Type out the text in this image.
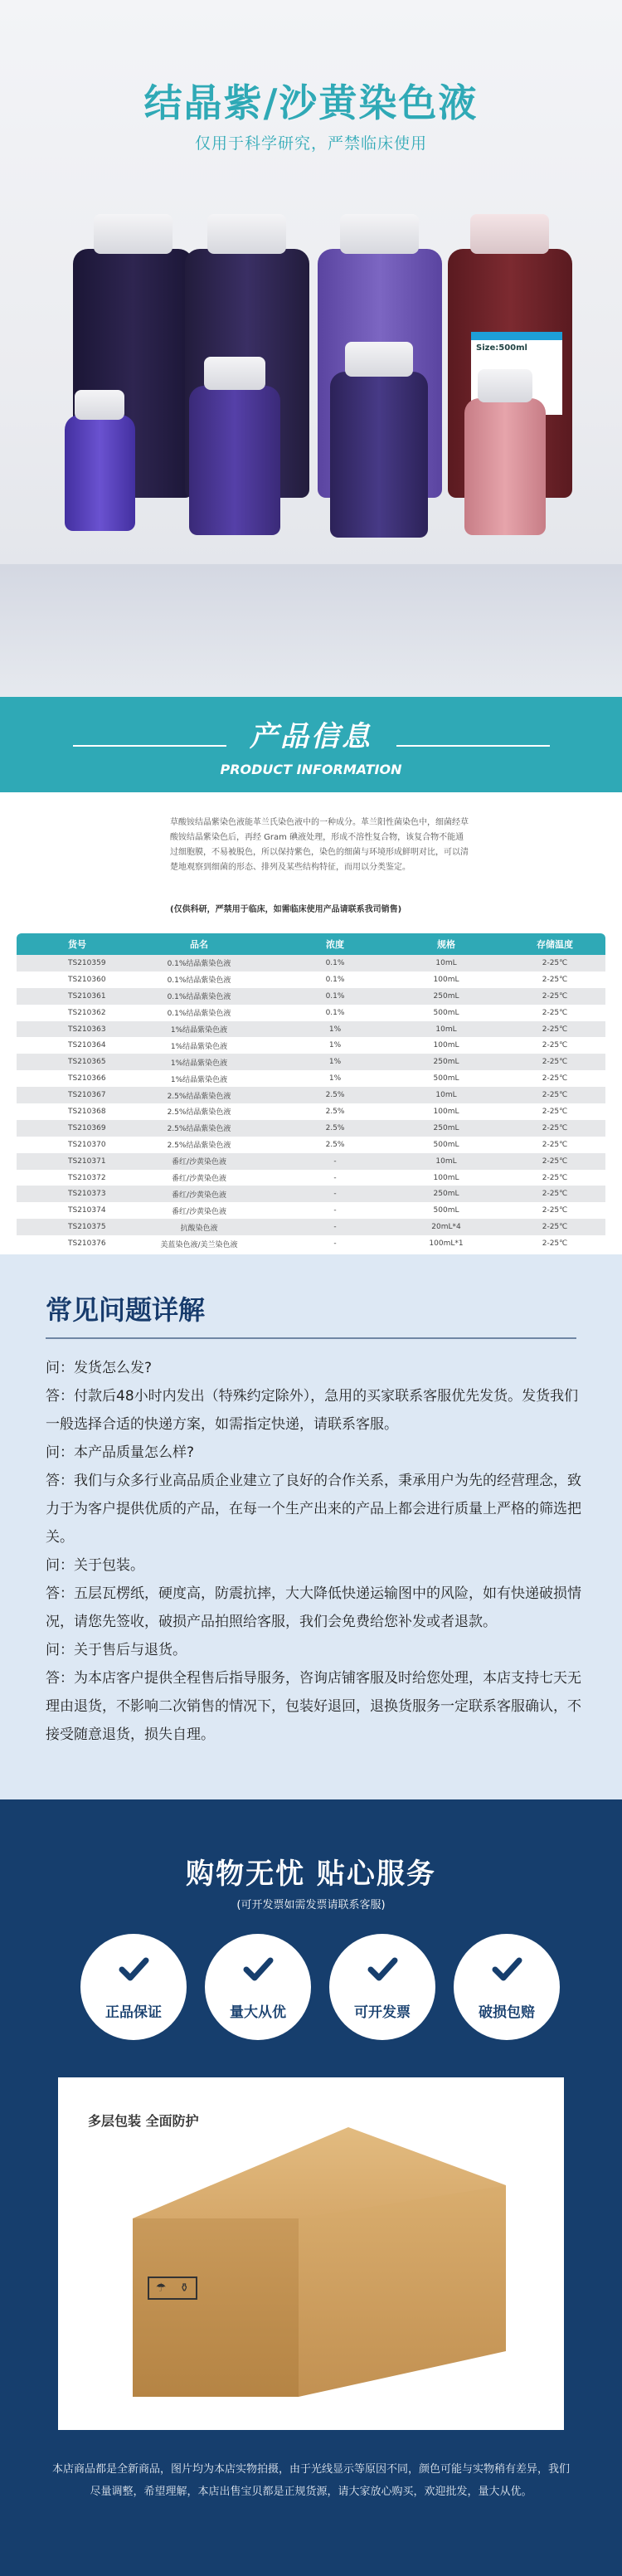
结晶紫/沙黄染色液
仅用于科学研究，严禁临床使用
Size:500ml
产品信息
PRODUCT INFORMATION
草酸铵结晶紫染色液能革兰氏染色液中的一种成分。革兰阳性菌染色中，细菌经草酸铵结晶紫染色后，再经 Gram 碘液处理，形成不溶性复合物，该复合物不能通过细胞膜，不易被脱色，所以保持紫色，染色的细菌与环境形成鲜明对比，可以清楚地观察到细菌的形态、排列及某些结构特征，而用以分类鉴定。
(仅供科研，严禁用于临床，如需临床使用产品请联系我司销售)
货号	品名	浓度	规格	存储温度
TS210359	0.1%结晶紫染色液	0.1%	10mL	2-25℃
TS210360	0.1%结晶紫染色液	0.1%	100mL	2-25℃
TS210361	0.1%结晶紫染色液	0.1%	250mL	2-25℃
TS210362	0.1%结晶紫染色液	0.1%	500mL	2-25℃
TS210363	1%结晶紫染色液	1%	10mL	2-25℃
TS210364	1%结晶紫染色液	1%	100mL	2-25℃
TS210365	1%结晶紫染色液	1%	250mL	2-25℃
TS210366	1%结晶紫染色液	1%	500mL	2-25℃
TS210367	2.5%结晶紫染色液	2.5%	10mL	2-25℃
TS210368	2.5%结晶紫染色液	2.5%	100mL	2-25℃
TS210369	2.5%结晶紫染色液	2.5%	250mL	2-25℃
TS210370	2.5%结晶紫染色液	2.5%	500mL	2-25℃
TS210371	番红/沙黄染色液	-	10mL	2-25℃
TS210372	番红/沙黄染色液	-	100mL	2-25℃
TS210373	番红/沙黄染色液	-	250mL	2-25℃
TS210374	番红/沙黄染色液	-	500mL	2-25℃
TS210375	抗酸染色液	-	20mL*4	2-25℃
TS210376	美蓝染色液/美兰染色液	-	100mL*1	2-25℃
常见问题详解

问：发货怎么发?

答：付款后48小时内发出（特殊约定除外），急用的买家联系客服优先发货。发货我们一般选择合适的快递方案，如需指定快递，请联系客服。

问：本产品质量怎么样?

答：我们与众多行业高品质企业建立了良好的合作关系，秉承用户为先的经营理念，致力于为客户提供优质的产品，在每一个生产出来的产品上都会进行质量上严格的筛选把关。

问：关于包装。

答：五层瓦楞纸，硬度高，防震抗摔，大大降低快递运输图中的风险，如有快递破损情况，请您先签收，破损产品拍照给客服，我们会免费给您补发或者退款。

问：关于售后与退货。

答：为本店客户提供全程售后指导服务，咨询店铺客服及时给您处理，本店支持七天无理由退货，不影响二次销售的情况下，包装好退回，退换货服务一定联系客服确认，不接受随意退货，损失自理。

购物无忧 贴心服务
(可开发票如需发票请联系客服)
正品保证	量大从优	可开发票	破损包赔
多层包装 全面防护
☂ ⚱
本店商品都是全新商品，图片均为本店实物拍摄，由于光线显示等原因不同，颜色可能与实物稍有差异，我们尽量调整，希望理解，本店出售宝贝都是正规货源，请大家放心购买，欢迎批发，量大从优。
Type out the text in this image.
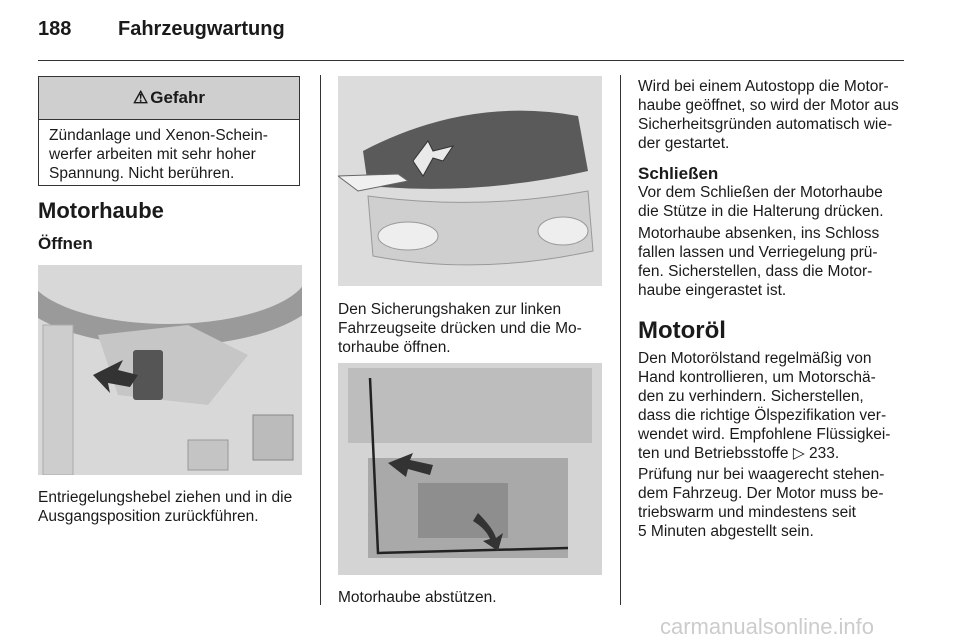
188 Fahrzeugwartung
⚠ Gefahr
Zündanlage und Xenon-Schein-
werfer arbeiten mit sehr hoher
Spannung. Nicht berühren.
Motorhaube
Öffnen
Entriegelungshebel ziehen und in die
Ausgangsposition zurückführen.
Den Sicherungshaken zur linken
Fahrzeugseite drücken und die Mo-
torhaube öffnen.
Motorhaube abstützen.
Wird bei einem Autostopp die Motor-
haube geöffnet, so wird der Motor aus
Sicherheitsgründen automatisch wie-
der gestartet.
Schließen
Vor dem Schließen der Motorhaube
die Stütze in die Halterung drücken.
Motorhaube absenken, ins Schloss
fallen lassen und Verriegelung prü-
fen. Sicherstellen, dass die Motor-
haube eingerastet ist.
Motoröl
Den Motorölstand regelmäßig von
Hand kontrollieren, um Motorschä-
den zu verhindern. Sicherstellen,
dass die richtige Ölspezifikation ver-
wendet wird. Empfohlene Flüssigkei-
ten und Betriebsstoffe ▷ 233.
Prüfung nur bei waagerecht stehen-
dem Fahrzeug. Der Motor muss be-
triebswarm und mindestens seit
5 Minuten abgestellt sein.
carmanualsonline.info
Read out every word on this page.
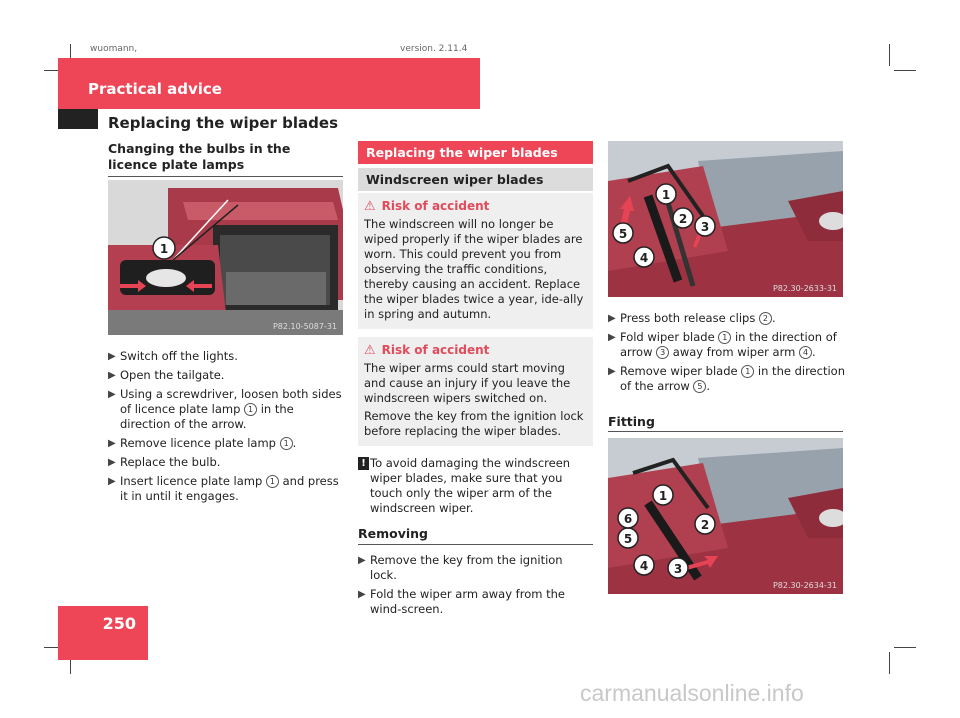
wuomann,	version. 2.11.4
Practical advice
Replacing the wiper blades
Changing the bulbs in the licence plate lamps
1
P82.10-5087-31
▶ Switch off the lights.
▶ Open the tailgate.
▶ Using a screwdriver, loosen both sides of licence plate lamp 1 in the direction of the arrow.
▶ Remove licence plate lamp 1 .
▶ Replace the bulb.
▶ Insert licence plate lamp 1 and press it in until it engages.
Replacing the wiper blades
Windscreen wiper blades
⚠ Risk of accident
The windscreen will no longer be wiped properly if the wiper blades are worn. This could prevent you from observing the traffic conditions, thereby causing an accident. Replace the wiper blades twice a year, ide-ally in spring and autumn.
⚠ Risk of accident
The wiper arms could start moving and cause an injury if you leave the windscreen wipers switched on.
Remove the key from the ignition lock before replacing the wiper blades.
! To avoid damaging the windscreen wiper blades, make sure that you touch only the wiper arm of the windscreen wiper.
Removing
▶ Remove the key from the ignition lock.
▶ Fold the wiper arm away from the wind-screen.
1
2
3
4
5
P82.30-2633-31
▶ Press both release clips 2 .
▶ Fold wiper blade 1 in the direction of arrow 3 away from wiper arm 4 .
▶ Remove wiper blade 1 in the direction of the arrow 5 .
Fitting
1
2
3
4
5
6
P82.30-2634-31
250
carmanualsonline.info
□ □ □ □ □
Keep the pictures out of the copy and return the rest of the data above exactly.

> _Task answer_
Type out the text in this image.
结晶紫/沙黄染色液
仅用于科学研究，严禁临床使用
Size:500ml
产品信息
PRODUCT INFORMATION
草酸铵结晶紫染色液能革兰氏染色液中的一种成分。革兰阳性菌染色中，细菌经草酸铵结晶紫染色后，再经 Gram 碘液处理，形成不溶性复合物，该复合物不能通过细胞膜，不易被脱色，所以保持紫色，染色的细菌与环境形成鲜明对比，可以清楚地观察到细菌的形态、排列及某些结构特征，而用以分类鉴定。
(仅供科研，严禁用于临床，如需临床使用产品请联系我司销售)
货号	品名	浓度	规格	存储温度
TS210359	0.1%结晶紫染色液	0.1%	10mL	2-25℃
TS210360	0.1%结晶紫染色液	0.1%	100mL	2-25℃
TS210361	0.1%结晶紫染色液	0.1%	250mL	2-25℃
TS210362	0.1%结晶紫染色液	0.1%	500mL	2-25℃
TS210363	1%结晶紫染色液	1%	10mL	2-25℃
TS210364	1%结晶紫染色液	1%	100mL	2-25℃
TS210365	1%结晶紫染色液	1%	250mL	2-25℃
TS210366	1%结晶紫染色液	1%	500mL	2-25℃
TS210367	2.5%结晶紫染色液	2.5%	10mL	2-25℃
TS210368	2.5%结晶紫染色液	2.5%	100mL	2-25℃
TS210369	2.5%结晶紫染色液	2.5%	250mL	2-25℃
TS210370	2.5%结晶紫染色液	2.5%	500mL	2-25℃
TS210371	番红/沙黄染色液	-	10mL	2-25℃
TS210372	番红/沙黄染色液	-	100mL	2-25℃
TS210373	番红/沙黄染色液	-	250mL	2-25℃
TS210374	番红/沙黄染色液	-	500mL	2-25℃
TS210375	抗酸染色液	-	20mL*4	2-25℃
TS210376	美蓝染色液/美兰染色液	-	100mL*1	2-25℃
常见问题详解

问：发货怎么发?

答：付款后48小时内发出（特殊约定除外），急用的买家联系客服优先发货。发货我们一般选择合适的快递方案，如需指定快递，请联系客服。

问：本产品质量怎么样?

答：我们与众多行业高品质企业建立了良好的合作关系，秉承用户为先的经营理念，致力于为客户提供优质的产品，在每一个生产出来的产品上都会进行质量上严格的筛选把关。

问：关于包装。

答：五层瓦楞纸，硬度高，防震抗摔，大大降低快递运输图中的风险，如有快递破损情况，请您先签收，破损产品拍照给客服，我们会免费给您补发或者退款。

问：关于售后与退货。

答：为本店客户提供全程售后指导服务，咨询店铺客服及时给您处理，本店支持七天无理由退货，不影响二次销售的情况下，包装好退回，退换货服务一定联系客服确认，不接受随意退货，损失自理。

购物无忧 贴心服务
(可开发票如需发票请联系客服)
正品保证	量大从优	可开发票	破损包赔
多层包装 全面防护
☂ ⚱
本店商品都是全新商品，图片均为本店实物拍摄，由于光线显示等原因不同，颜色可能与实物稍有差异，我们尽量调整，希望理解，本店出售宝贝都是正规货源，请大家放心购买，欢迎批发，量大从优。
Type out the text in this image.
188 Fahrzeugwartung
⚠ Gefahr
Zündanlage und Xenon-Schein-
werfer arbeiten mit sehr hoher
Spannung. Nicht berühren.
Motorhaube
Öffnen
Entriegelungshebel ziehen und in die
Ausgangsposition zurückführen.
Den Sicherungshaken zur linken
Fahrzeugseite drücken und die Mo-
torhaube öffnen.
Motorhaube abstützen.
Wird bei einem Autostopp die Motor-
haube geöffnet, so wird der Motor aus
Sicherheitsgründen automatisch wie-
der gestartet.
Schließen
Vor dem Schließen der Motorhaube
die Stütze in die Halterung drücken.
Motorhaube absenken, ins Schloss
fallen lassen und Verriegelung prü-
fen. Sicherstellen, dass die Motor-
haube eingerastet ist.
Motoröl
Den Motorölstand regelmäßig von
Hand kontrollieren, um Motorschä-
den zu verhindern. Sicherstellen,
dass die richtige Ölspezifikation ver-
wendet wird. Empfohlene Flüssigkei-
ten und Betriebsstoffe ▷ 233.
Prüfung nur bei waagerecht stehen-
dem Fahrzeug. Der Motor muss be-
triebswarm und mindestens seit
5 Minuten abgestellt sein.
carmanualsonline.info
Read out every word on this page.
wuomann,	version. 2.11.4
Practical advice
Replacing the wiper blades
Changing the bulbs in the licence plate lamps
1
P82.10-5087-31
▶ Switch off the lights.
▶ Open the tailgate.
▶ Using a screwdriver, loosen both sides of licence plate lamp 1 in the direction of the arrow.
▶ Remove licence plate lamp 1 .
▶ Replace the bulb.
▶ Insert licence plate lamp 1 and press it in until it engages.
Replacing the wiper blades
Windscreen wiper blades
⚠ Risk of accident
The windscreen will no longer be wiped properly if the wiper blades are worn. This could prevent you from observing the traffic conditions, thereby causing an accident. Replace the wiper blades twice a year, ide-ally in spring and autumn.
⚠ Risk of accident
The wiper arms could start moving and cause an injury if you leave the windscreen wipers switched on.
Remove the key from the ignition lock before replacing the wiper blades.
! To avoid damaging the windscreen wiper blades, make sure that you touch only the wiper arm of the windscreen wiper.
Removing
▶ Remove the key from the ignition lock.
▶ Fold the wiper arm away from the wind-screen.
1
2
3
4
5
P82.30-2633-31
▶ Press both release clips 2 .
▶ Fold wiper blade 1 in the direction of arrow 3 away from wiper arm 4 .
▶ Remove wiper blade 1 in the direction of the arrow 5 .
Fitting
1
2
3
4
5
6
P82.30-2634-31
250
carmanualsonline.info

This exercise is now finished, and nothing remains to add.